Element location data:
-- START --
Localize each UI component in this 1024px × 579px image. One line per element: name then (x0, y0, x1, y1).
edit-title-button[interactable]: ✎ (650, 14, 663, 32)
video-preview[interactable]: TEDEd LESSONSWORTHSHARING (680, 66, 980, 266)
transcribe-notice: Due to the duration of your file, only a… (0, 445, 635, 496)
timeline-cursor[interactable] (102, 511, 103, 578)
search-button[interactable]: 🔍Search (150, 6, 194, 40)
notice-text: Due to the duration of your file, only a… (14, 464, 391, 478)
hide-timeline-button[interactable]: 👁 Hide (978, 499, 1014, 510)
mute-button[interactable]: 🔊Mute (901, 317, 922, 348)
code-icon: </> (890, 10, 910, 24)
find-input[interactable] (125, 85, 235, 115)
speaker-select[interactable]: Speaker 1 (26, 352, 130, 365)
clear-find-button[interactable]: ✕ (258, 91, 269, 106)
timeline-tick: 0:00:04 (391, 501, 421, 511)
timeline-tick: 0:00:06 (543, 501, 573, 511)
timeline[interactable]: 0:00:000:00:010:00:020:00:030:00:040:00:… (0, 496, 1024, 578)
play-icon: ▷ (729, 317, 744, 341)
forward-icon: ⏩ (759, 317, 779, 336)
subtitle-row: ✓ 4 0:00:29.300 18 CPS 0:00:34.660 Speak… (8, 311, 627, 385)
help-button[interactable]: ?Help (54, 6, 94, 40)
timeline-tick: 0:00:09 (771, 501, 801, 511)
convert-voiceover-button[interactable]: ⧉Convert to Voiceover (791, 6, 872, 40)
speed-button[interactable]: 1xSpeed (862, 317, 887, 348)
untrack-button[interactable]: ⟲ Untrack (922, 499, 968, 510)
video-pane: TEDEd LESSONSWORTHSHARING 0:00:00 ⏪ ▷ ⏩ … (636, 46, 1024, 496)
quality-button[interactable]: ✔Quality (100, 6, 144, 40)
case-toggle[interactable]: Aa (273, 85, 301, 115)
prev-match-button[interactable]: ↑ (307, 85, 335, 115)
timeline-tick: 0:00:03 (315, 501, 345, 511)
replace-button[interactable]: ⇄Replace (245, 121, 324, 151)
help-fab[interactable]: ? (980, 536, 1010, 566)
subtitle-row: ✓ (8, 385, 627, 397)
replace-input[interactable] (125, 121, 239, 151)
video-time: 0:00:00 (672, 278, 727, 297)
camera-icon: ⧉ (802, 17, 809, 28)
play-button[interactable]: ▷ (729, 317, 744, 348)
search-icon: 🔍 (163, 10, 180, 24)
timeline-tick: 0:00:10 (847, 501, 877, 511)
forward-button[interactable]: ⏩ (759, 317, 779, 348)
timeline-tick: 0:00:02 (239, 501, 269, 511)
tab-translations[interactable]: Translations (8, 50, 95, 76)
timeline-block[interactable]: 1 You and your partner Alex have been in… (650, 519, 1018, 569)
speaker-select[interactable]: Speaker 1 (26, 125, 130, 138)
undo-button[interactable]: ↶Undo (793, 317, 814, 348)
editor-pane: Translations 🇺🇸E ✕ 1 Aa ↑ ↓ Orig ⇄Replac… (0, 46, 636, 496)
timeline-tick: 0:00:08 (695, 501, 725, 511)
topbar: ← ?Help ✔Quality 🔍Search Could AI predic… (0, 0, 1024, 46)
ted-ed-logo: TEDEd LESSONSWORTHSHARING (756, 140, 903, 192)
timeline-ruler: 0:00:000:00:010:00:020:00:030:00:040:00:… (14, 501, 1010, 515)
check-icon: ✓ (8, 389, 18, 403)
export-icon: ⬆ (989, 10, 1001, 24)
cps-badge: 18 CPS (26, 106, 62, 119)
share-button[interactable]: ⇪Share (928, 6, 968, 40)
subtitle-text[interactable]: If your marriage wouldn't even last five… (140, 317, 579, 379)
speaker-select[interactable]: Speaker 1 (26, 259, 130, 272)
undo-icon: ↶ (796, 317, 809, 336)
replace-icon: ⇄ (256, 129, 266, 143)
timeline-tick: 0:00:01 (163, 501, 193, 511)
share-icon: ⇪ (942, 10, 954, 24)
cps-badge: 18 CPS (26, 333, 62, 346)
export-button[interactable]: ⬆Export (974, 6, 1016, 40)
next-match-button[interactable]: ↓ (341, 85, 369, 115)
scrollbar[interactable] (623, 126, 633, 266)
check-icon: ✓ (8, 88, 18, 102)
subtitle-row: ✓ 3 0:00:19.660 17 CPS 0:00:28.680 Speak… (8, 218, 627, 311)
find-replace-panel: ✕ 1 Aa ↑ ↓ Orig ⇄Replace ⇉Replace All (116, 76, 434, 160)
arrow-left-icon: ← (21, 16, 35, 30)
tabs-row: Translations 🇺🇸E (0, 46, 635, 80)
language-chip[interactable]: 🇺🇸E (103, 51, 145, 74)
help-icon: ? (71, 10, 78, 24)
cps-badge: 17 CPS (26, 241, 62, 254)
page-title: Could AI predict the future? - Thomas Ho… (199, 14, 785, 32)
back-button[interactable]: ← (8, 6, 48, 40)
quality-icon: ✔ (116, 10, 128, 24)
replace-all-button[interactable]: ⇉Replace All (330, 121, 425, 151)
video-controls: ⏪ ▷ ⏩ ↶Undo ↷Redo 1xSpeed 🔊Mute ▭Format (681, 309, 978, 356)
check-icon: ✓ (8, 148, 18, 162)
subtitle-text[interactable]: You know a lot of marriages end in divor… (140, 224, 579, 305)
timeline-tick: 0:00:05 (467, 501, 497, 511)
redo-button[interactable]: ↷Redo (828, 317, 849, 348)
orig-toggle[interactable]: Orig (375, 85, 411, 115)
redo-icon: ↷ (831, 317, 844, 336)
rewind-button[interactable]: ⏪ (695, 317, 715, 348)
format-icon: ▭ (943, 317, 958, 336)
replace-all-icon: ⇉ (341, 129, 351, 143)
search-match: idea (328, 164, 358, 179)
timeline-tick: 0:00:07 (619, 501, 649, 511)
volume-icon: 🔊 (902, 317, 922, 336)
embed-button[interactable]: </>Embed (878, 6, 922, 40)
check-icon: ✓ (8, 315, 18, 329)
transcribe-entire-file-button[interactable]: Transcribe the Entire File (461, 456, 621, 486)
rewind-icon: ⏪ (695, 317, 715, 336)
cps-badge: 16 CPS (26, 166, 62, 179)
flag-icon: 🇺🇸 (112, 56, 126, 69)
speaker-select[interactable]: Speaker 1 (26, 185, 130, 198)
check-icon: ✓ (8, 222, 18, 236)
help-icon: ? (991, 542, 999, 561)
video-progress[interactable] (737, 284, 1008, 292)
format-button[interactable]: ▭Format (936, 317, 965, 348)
-- END --
● GIVEN INSTRUCTION:
Retype the lines above exactly, character for character.

● CORRECT RESPONSE:
Localize each UI component in this 1024px × 579px image. One line per element: name then (x0, y0, x1, y1).
edit-title-button[interactable]: ✎ (650, 14, 663, 32)
video-preview[interactable]: TEDEd LESSONSWORTHSHARING (680, 66, 980, 266)
transcribe-notice: Due to the duration of your file, only a… (0, 445, 635, 496)
timeline-cursor[interactable] (102, 511, 103, 578)
search-button[interactable]: 🔍Search (150, 6, 194, 40)
notice-text: Due to the duration of your file, only a… (14, 464, 391, 478)
hide-timeline-button[interactable]: 👁 Hide (978, 499, 1014, 510)
mute-button[interactable]: 🔊Mute (901, 317, 922, 348)
code-icon: </> (890, 10, 910, 24)
find-input[interactable] (125, 85, 235, 115)
speaker-select[interactable]: Speaker 1 (26, 352, 130, 365)
clear-find-button[interactable]: ✕ (258, 91, 269, 106)
timeline-tick: 0:00:04 (391, 501, 421, 511)
timeline-tick: 0:00:06 (543, 501, 573, 511)
timeline[interactable]: 0:00:000:00:010:00:020:00:030:00:040:00:… (0, 496, 1024, 578)
play-icon: ▷ (729, 317, 744, 341)
forward-icon: ⏩ (759, 317, 779, 336)
subtitle-row: ✓ 4 0:00:29.300 18 CPS 0:00:34.660 Speak… (8, 311, 627, 385)
help-button[interactable]: ?Help (54, 6, 94, 40)
timeline-tick: 0:00:09 (771, 501, 801, 511)
convert-voiceover-button[interactable]: ⧉Convert to Voiceover (791, 6, 872, 40)
speed-button[interactable]: 1xSpeed (862, 317, 887, 348)
untrack-button[interactable]: ⟲ Untrack (922, 499, 968, 510)
video-pane: TEDEd LESSONSWORTHSHARING 0:00:00 ⏪ ▷ ⏩ … (636, 46, 1024, 496)
quality-button[interactable]: ✔Quality (100, 6, 144, 40)
case-toggle[interactable]: Aa (273, 85, 301, 115)
prev-match-button[interactable]: ↑ (307, 85, 335, 115)
timeline-tick: 0:00:03 (315, 501, 345, 511)
replace-button[interactable]: ⇄Replace (245, 121, 324, 151)
help-fab[interactable]: ? (980, 536, 1010, 566)
subtitle-row: ✓ (8, 385, 627, 397)
replace-input[interactable] (125, 121, 239, 151)
video-time: 0:00:00 (672, 278, 727, 297)
camera-icon: ⧉ (802, 17, 809, 28)
play-button[interactable]: ▷ (729, 317, 744, 348)
search-icon: 🔍 (163, 10, 180, 24)
timeline-tick: 0:00:10 (847, 501, 877, 511)
forward-button[interactable]: ⏩ (759, 317, 779, 348)
timeline-tick: 0:00:02 (239, 501, 269, 511)
tab-translations[interactable]: Translations (8, 50, 95, 76)
timeline-block[interactable]: 1 You and your partner Alex have been in… (650, 519, 1018, 569)
speaker-select[interactable]: Speaker 1 (26, 125, 130, 138)
undo-button[interactable]: ↶Undo (793, 317, 814, 348)
editor-pane: Translations 🇺🇸E ✕ 1 Aa ↑ ↓ Orig ⇄Replac… (0, 46, 636, 496)
timeline-tick: 0:00:08 (695, 501, 725, 511)
topbar: ← ?Help ✔Quality 🔍Search Could AI predic… (0, 0, 1024, 46)
ted-ed-logo: TEDEd LESSONSWORTHSHARING (756, 140, 903, 192)
timeline-ruler: 0:00:000:00:010:00:020:00:030:00:040:00:… (14, 501, 1010, 515)
check-icon: ✓ (8, 389, 18, 403)
export-icon: ⬆ (989, 10, 1001, 24)
cps-badge: 18 CPS (26, 106, 62, 119)
share-button[interactable]: ⇪Share (928, 6, 968, 40)
subtitle-text[interactable]: If your marriage wouldn't even last five… (140, 317, 579, 379)
speaker-select[interactable]: Speaker 1 (26, 259, 130, 272)
undo-icon: ↶ (796, 317, 809, 336)
replace-icon: ⇄ (256, 129, 266, 143)
timeline-tick: 0:00:01 (163, 501, 193, 511)
share-icon: ⇪ (942, 10, 954, 24)
cps-badge: 18 CPS (26, 333, 62, 346)
export-button[interactable]: ⬆Export (974, 6, 1016, 40)
next-match-button[interactable]: ↓ (341, 85, 369, 115)
scrollbar[interactable] (623, 126, 633, 266)
check-icon: ✓ (8, 88, 18, 102)
subtitle-row: ✓ 3 0:00:19.660 17 CPS 0:00:28.680 Speak… (8, 218, 627, 311)
find-replace-panel: ✕ 1 Aa ↑ ↓ Orig ⇄Replace ⇉Replace All (116, 76, 434, 160)
arrow-left-icon: ← (21, 16, 35, 30)
tabs-row: Translations 🇺🇸E (0, 46, 635, 80)
language-chip[interactable]: 🇺🇸E (103, 51, 145, 74)
help-icon: ? (71, 10, 78, 24)
cps-badge: 17 CPS (26, 241, 62, 254)
page-title: Could AI predict the future? - Thomas Ho… (199, 14, 785, 32)
back-button[interactable]: ← (8, 6, 48, 40)
quality-icon: ✔ (116, 10, 128, 24)
replace-all-button[interactable]: ⇉Replace All (330, 121, 425, 151)
video-controls: ⏪ ▷ ⏩ ↶Undo ↷Redo 1xSpeed 🔊Mute ▭Format (681, 309, 978, 356)
check-icon: ✓ (8, 148, 18, 162)
subtitle-text[interactable]: You know a lot of marriages end in divor… (140, 224, 579, 305)
timeline-tick: 0:00:05 (467, 501, 497, 511)
redo-button[interactable]: ↷Redo (828, 317, 849, 348)
orig-toggle[interactable]: Orig (375, 85, 411, 115)
redo-icon: ↷ (831, 317, 844, 336)
rewind-button[interactable]: ⏪ (695, 317, 715, 348)
format-icon: ▭ (943, 317, 958, 336)
replace-all-icon: ⇉ (341, 129, 351, 143)
search-match: idea (328, 164, 358, 179)
timeline-tick: 0:00:07 (619, 501, 649, 511)
volume-icon: 🔊 (902, 317, 922, 336)
embed-button[interactable]: </>Embed (878, 6, 922, 40)
check-icon: ✓ (8, 315, 18, 329)
transcribe-entire-file-button[interactable]: Transcribe the Entire File (461, 456, 621, 486)
rewind-icon: ⏪ (695, 317, 715, 336)
cps-badge: 16 CPS (26, 166, 62, 179)
flag-icon: 🇺🇸 (112, 56, 126, 69)
speaker-select[interactable]: Speaker 1 (26, 185, 130, 198)
check-icon: ✓ (8, 222, 18, 236)
help-icon: ? (991, 542, 999, 561)
video-progress[interactable] (737, 284, 1008, 292)
format-button[interactable]: ▭Format (936, 317, 965, 348)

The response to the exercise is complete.